## Exercise brief
Would you pull out every line of the material that contains the string "JSON"?

## Data for this task
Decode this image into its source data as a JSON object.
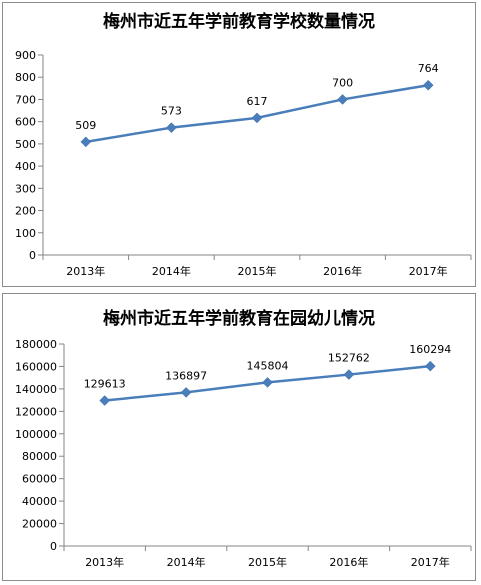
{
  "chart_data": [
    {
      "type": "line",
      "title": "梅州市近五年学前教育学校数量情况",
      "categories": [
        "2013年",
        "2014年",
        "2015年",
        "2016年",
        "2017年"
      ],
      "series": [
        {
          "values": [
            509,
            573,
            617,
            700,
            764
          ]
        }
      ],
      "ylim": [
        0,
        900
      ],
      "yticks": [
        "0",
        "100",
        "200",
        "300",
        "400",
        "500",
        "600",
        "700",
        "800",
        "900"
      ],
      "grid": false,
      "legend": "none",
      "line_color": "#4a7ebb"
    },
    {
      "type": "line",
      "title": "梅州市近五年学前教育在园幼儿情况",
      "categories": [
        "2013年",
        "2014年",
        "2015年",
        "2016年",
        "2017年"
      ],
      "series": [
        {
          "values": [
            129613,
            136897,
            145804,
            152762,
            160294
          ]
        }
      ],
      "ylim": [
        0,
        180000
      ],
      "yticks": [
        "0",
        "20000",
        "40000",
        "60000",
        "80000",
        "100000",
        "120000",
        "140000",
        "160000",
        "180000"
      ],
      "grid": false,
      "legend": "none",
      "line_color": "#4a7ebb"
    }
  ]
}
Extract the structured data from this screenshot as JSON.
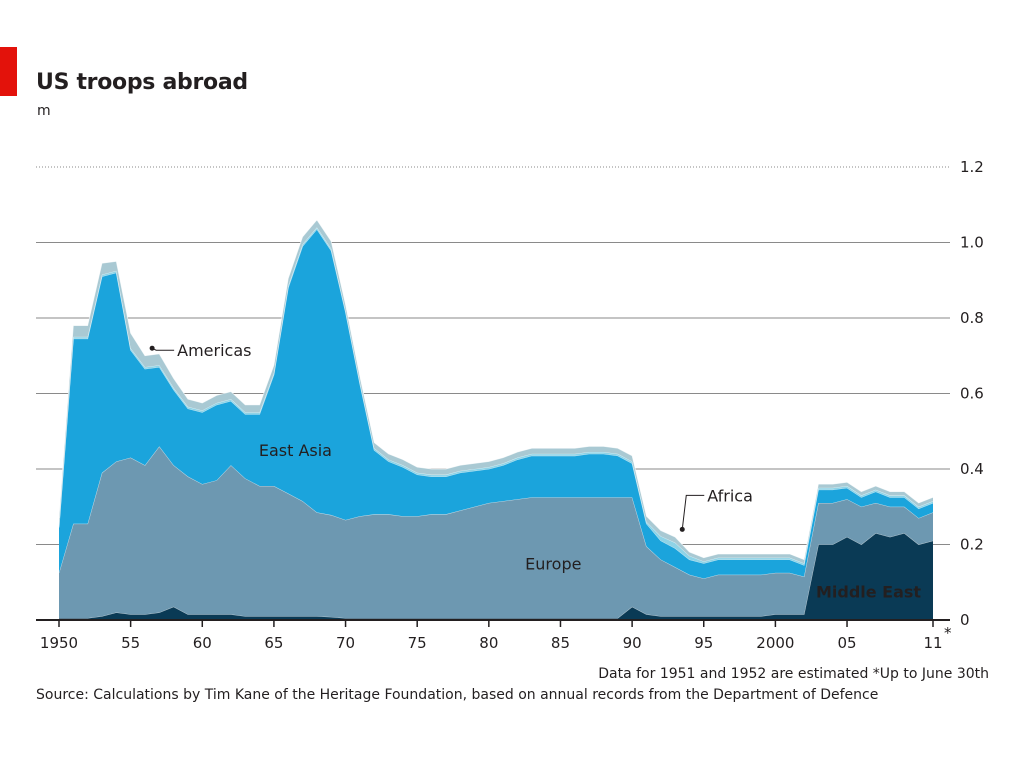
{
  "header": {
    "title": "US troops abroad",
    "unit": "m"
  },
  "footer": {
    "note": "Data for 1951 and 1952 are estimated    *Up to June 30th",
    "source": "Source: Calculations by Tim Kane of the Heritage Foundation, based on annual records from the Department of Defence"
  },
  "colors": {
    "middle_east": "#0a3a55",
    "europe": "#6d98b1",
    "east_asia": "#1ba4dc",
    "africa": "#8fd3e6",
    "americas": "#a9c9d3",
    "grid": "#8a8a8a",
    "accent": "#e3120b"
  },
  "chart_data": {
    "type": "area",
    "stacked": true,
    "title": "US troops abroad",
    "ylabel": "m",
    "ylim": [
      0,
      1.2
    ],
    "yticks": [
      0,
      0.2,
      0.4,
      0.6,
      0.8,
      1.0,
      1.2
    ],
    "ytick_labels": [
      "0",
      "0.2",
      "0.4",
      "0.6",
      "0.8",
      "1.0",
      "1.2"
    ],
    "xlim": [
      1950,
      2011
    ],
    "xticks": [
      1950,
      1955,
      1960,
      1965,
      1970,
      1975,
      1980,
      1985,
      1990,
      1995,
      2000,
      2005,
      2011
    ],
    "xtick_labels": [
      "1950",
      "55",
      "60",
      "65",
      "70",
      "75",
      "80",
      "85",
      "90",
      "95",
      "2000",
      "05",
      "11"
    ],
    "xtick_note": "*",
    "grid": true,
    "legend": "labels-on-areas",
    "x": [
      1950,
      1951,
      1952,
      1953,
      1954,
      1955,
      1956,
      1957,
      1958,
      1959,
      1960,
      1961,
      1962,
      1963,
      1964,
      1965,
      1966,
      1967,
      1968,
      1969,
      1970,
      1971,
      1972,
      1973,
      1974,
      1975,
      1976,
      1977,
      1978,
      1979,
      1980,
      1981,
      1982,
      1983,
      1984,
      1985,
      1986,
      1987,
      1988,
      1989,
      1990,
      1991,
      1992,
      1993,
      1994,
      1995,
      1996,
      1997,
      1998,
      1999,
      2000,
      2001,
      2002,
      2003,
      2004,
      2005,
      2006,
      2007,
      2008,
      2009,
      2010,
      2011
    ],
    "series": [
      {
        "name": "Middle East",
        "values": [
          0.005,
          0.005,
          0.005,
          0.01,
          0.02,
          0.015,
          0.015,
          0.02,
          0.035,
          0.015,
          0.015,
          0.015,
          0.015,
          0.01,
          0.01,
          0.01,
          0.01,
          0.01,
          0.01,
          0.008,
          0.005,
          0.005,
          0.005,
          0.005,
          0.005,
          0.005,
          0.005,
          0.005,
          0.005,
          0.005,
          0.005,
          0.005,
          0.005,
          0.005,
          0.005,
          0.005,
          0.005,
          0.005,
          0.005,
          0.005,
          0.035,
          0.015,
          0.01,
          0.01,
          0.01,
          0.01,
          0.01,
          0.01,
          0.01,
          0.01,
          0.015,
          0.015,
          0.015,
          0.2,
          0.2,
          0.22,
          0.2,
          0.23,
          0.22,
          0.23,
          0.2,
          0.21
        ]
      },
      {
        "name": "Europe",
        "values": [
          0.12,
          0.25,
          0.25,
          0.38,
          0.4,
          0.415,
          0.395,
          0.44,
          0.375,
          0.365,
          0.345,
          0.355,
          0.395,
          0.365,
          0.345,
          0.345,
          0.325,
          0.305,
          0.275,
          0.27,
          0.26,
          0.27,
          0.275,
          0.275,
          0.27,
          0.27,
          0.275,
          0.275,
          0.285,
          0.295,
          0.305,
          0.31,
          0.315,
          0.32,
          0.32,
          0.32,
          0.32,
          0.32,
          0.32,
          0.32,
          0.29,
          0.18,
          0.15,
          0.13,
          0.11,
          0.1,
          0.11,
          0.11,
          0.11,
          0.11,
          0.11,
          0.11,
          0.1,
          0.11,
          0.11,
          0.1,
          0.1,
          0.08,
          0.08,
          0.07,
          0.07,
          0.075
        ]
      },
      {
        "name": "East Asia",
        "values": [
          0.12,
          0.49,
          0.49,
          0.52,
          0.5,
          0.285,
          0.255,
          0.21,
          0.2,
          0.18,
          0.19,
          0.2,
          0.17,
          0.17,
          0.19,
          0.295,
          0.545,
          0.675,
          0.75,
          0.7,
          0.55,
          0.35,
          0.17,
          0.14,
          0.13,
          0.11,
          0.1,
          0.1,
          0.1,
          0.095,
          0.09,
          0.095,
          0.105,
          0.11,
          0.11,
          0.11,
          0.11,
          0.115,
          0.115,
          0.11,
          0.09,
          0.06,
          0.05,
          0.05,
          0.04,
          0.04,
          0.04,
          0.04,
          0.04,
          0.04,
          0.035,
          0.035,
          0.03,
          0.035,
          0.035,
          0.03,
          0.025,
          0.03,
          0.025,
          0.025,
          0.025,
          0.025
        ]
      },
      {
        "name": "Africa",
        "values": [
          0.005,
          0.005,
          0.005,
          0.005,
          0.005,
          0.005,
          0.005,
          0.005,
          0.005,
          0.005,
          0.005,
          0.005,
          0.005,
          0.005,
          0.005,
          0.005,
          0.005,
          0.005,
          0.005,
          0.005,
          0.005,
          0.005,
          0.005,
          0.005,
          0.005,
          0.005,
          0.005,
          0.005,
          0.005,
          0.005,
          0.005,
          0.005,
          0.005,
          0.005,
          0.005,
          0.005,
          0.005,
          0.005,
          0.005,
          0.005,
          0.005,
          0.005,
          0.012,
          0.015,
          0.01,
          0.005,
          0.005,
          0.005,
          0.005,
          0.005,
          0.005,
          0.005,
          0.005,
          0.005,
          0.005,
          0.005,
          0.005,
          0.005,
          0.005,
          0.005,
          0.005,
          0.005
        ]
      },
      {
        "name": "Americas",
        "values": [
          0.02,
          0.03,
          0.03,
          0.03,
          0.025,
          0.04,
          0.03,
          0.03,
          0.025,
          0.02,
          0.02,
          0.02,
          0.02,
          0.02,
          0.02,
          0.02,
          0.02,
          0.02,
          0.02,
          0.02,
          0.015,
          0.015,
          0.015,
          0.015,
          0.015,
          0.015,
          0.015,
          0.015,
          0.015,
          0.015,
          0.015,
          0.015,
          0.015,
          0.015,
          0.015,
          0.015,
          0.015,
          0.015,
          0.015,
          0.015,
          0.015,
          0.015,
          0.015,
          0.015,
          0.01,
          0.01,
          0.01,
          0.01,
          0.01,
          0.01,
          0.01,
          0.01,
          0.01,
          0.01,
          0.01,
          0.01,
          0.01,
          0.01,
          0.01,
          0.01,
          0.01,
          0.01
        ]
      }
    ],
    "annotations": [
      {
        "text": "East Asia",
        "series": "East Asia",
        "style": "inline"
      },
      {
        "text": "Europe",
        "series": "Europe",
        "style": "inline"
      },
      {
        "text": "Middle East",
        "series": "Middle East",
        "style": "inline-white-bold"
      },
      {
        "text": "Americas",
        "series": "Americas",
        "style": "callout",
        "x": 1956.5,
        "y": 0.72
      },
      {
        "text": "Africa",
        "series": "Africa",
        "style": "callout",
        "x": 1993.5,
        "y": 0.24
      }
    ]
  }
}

## Full solution
Decode this image into its source data as a JSON object.
Extract the structured data from this screenshot as JSON.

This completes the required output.